## Records to use
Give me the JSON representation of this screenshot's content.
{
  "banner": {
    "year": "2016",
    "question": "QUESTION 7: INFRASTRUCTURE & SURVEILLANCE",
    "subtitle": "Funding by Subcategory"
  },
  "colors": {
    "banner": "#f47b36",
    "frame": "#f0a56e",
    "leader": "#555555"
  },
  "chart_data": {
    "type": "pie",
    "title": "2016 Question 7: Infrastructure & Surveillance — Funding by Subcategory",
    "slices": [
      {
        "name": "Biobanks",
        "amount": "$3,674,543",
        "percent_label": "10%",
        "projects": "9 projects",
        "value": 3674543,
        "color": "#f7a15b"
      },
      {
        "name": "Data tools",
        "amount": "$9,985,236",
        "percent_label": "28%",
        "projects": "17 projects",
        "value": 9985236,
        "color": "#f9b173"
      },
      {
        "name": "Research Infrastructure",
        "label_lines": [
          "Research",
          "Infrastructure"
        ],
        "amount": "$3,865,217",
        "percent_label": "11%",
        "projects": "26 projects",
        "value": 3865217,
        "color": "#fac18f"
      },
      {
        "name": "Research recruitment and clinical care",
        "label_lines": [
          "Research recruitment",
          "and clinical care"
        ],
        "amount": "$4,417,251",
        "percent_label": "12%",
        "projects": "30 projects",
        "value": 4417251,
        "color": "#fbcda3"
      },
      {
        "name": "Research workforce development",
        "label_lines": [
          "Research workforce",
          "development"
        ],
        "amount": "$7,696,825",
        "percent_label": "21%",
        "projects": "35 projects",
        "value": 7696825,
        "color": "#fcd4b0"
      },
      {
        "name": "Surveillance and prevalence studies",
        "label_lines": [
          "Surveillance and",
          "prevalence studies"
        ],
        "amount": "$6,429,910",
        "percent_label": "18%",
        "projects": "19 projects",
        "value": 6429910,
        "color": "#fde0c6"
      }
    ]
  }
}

## The problem
Give the count of lines that hold the word "recruitment", with nothing added.

## Worked solution
2